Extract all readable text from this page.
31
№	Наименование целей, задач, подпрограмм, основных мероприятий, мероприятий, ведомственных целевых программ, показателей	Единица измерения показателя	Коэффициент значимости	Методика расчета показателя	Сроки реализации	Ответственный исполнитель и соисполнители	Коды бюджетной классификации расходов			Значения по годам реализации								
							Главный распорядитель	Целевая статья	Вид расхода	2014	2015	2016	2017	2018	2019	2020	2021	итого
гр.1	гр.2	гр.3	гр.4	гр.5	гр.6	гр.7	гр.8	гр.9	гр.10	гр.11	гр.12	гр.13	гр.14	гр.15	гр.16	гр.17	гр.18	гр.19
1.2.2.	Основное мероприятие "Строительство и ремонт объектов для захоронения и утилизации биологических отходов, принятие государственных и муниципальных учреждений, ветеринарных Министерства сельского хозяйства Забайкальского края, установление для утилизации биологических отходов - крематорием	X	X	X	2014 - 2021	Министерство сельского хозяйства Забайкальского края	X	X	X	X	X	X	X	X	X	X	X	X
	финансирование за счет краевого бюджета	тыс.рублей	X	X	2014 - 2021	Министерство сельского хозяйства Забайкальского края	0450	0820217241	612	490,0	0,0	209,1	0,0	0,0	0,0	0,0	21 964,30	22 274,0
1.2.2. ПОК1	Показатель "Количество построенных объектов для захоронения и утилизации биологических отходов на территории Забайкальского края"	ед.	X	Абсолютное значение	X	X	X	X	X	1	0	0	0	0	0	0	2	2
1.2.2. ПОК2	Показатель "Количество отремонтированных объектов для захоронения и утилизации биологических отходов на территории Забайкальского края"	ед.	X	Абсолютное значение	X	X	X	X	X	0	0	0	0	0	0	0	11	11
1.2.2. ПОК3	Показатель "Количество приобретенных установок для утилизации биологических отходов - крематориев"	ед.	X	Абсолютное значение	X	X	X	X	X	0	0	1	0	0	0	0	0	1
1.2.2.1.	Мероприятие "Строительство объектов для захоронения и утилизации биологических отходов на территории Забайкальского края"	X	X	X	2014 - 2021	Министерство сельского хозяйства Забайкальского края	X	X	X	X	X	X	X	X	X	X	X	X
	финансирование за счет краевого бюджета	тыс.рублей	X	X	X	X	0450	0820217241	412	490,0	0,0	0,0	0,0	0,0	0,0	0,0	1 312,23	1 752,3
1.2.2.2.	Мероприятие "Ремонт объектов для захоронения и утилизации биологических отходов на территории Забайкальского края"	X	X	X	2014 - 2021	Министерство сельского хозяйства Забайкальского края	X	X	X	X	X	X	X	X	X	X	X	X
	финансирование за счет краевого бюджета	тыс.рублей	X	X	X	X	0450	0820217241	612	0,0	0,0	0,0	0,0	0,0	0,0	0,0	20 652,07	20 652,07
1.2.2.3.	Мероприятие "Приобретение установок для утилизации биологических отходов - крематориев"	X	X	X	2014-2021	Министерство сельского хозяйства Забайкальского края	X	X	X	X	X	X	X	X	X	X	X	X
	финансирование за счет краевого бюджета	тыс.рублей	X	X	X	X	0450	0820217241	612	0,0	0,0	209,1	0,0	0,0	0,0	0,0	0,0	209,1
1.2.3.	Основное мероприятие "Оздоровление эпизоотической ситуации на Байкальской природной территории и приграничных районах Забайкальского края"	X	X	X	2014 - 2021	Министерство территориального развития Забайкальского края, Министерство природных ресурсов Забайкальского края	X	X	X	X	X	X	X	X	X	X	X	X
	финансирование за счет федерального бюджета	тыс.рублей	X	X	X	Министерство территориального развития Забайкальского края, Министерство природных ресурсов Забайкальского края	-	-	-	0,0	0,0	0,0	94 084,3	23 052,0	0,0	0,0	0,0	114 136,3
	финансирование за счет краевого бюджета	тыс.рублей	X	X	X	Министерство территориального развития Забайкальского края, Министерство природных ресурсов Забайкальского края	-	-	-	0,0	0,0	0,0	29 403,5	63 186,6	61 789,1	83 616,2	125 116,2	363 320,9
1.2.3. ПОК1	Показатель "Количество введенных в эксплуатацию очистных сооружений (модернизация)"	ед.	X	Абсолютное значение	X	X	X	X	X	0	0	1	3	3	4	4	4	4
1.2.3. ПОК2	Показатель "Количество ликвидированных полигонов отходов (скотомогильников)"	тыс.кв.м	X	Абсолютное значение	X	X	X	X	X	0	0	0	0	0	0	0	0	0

Direction | Pull out each line containing the word "Количество" and copy it.

Complete output |
1.2.2. ПОК1	Показатель "Количество построенных объектов для захоронения и утилизации биологических отходов на территории Забайкальского края"	ед.	X	Абсолютное значение	X	X	X	X	X	1	0	0	0	0	0	0	2	2
1.2.2. ПОК2	Показатель "Количество отремонтированных объектов для захоронения и утилизации биологических отходов на территории Забайкальского края"	ед.	X	Абсолютное значение	X	X	X	X	X	0	0	0	0	0	0	0	11	11
1.2.2. ПОК3	Показатель "Количество приобретенных установок для утилизации биологических отходов - крематориев"	ед.	X	Абсолютное значение	X	X	X	X	X	0	0	1	0	0	0	0	0	1
1.2.3. ПОК1	Показатель "Количество введенных в эксплуатацию очистных сооружений (модернизация)"	ед.	X	Абсолютное значение	X	X	X	X	X	0	0	1	3	3	4	4	4	4
1.2.3. ПОК2	Показатель "Количество ликвидированных полигонов отходов (скотомогильников)"	тыс.кв.м	X	Абсолютное значение	X	X	X	X	X	0	0	0	0	0	0	0	0	0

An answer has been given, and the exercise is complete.